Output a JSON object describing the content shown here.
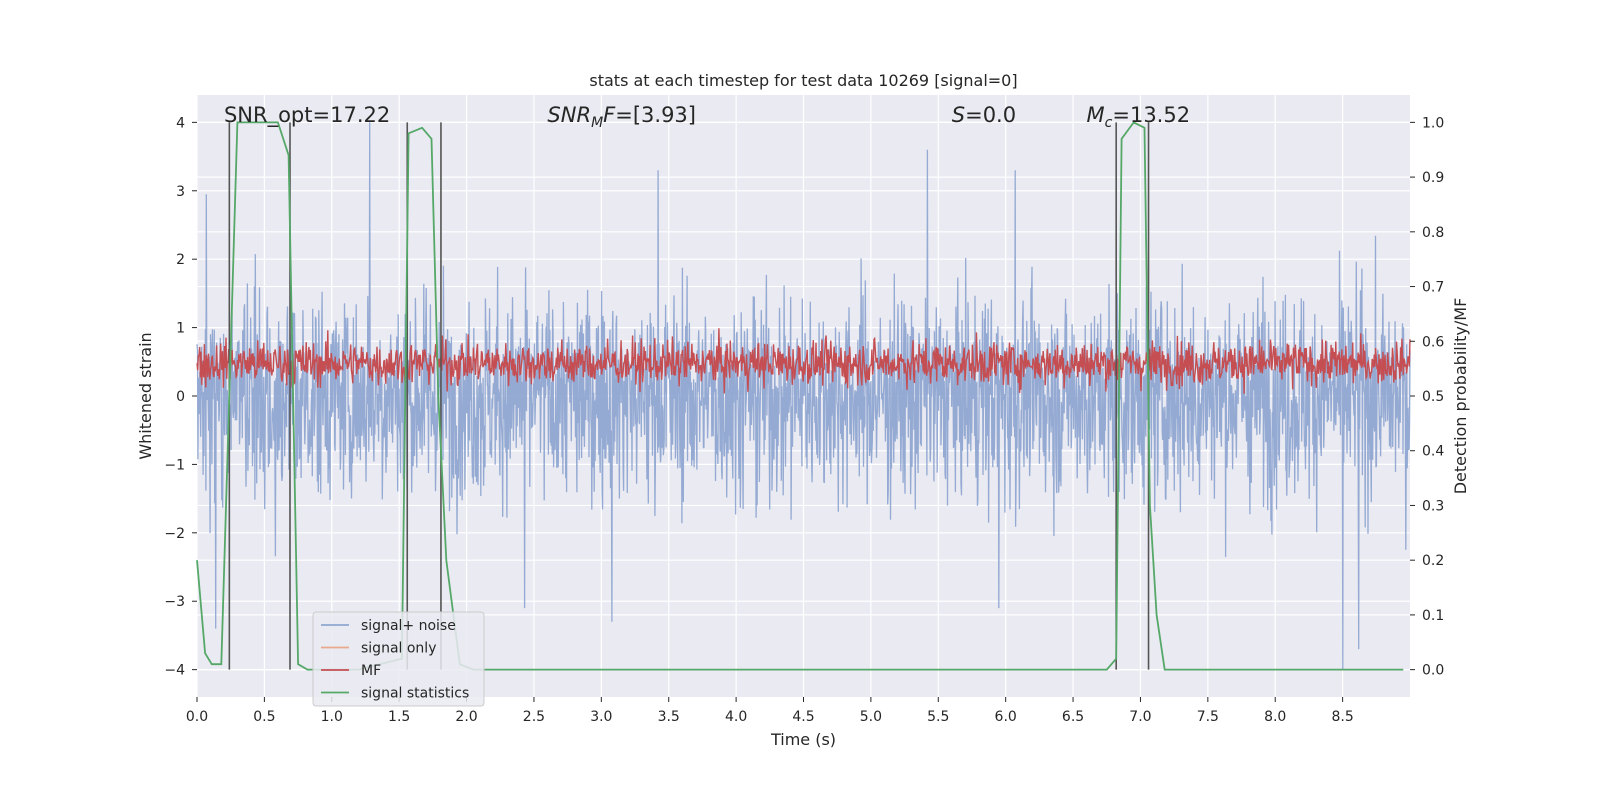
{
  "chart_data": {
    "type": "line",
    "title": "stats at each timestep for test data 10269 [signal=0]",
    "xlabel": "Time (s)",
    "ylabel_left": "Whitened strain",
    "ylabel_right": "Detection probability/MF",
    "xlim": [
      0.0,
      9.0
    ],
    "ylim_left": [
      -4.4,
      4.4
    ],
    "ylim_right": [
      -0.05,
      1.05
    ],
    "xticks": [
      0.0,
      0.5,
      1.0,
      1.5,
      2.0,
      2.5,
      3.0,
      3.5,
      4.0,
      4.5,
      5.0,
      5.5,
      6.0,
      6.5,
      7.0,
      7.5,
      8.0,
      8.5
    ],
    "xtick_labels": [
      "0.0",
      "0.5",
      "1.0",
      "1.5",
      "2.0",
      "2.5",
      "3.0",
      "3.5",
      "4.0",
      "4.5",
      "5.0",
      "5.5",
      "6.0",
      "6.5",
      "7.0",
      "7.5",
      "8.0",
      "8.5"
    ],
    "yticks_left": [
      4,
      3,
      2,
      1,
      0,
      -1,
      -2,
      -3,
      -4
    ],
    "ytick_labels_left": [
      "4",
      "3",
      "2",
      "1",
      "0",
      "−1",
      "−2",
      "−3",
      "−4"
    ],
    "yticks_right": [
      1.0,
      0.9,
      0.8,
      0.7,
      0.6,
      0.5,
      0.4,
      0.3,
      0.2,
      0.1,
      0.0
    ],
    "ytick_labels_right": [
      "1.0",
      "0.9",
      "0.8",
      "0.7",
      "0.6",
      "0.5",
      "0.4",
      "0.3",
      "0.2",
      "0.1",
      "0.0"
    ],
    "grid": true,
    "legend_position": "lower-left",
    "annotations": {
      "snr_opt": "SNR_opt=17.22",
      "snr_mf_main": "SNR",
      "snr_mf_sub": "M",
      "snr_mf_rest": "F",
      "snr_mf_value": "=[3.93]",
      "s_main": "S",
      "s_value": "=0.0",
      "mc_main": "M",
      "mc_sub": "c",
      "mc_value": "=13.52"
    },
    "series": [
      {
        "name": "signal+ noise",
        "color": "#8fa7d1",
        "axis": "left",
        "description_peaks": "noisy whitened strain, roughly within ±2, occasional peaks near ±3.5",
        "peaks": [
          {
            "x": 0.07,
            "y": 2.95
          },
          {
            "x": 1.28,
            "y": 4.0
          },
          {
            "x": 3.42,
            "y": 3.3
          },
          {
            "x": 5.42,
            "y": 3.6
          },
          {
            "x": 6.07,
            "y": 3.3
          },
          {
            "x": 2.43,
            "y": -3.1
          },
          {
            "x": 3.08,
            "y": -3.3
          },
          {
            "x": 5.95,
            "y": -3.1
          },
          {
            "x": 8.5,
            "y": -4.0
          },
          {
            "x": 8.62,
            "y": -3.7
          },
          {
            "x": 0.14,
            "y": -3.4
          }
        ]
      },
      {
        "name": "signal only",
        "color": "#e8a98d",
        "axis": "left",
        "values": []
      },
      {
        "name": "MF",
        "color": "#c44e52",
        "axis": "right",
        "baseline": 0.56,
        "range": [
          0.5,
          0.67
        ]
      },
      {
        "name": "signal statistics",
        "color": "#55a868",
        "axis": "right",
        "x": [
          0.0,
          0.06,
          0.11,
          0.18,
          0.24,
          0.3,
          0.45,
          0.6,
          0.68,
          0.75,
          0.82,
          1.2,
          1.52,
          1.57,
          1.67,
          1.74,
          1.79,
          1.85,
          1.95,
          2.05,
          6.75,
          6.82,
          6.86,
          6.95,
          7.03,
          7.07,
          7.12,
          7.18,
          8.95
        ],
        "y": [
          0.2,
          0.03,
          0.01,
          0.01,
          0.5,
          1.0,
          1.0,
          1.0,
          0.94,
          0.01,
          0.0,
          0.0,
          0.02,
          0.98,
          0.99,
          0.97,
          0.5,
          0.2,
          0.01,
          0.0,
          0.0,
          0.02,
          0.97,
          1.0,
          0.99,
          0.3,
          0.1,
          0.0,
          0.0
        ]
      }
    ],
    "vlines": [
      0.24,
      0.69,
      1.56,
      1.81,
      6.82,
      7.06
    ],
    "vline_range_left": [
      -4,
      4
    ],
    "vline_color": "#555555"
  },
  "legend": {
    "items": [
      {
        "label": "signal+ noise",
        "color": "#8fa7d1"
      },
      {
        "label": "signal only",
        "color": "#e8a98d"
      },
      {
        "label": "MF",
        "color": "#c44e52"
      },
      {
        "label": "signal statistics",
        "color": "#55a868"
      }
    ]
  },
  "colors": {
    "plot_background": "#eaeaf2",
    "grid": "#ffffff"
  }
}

******

▶ _SET EXERCISE_: Only a number is wanted: how many lines of the material include the word "noise".

▶ _THE REPLY_: 2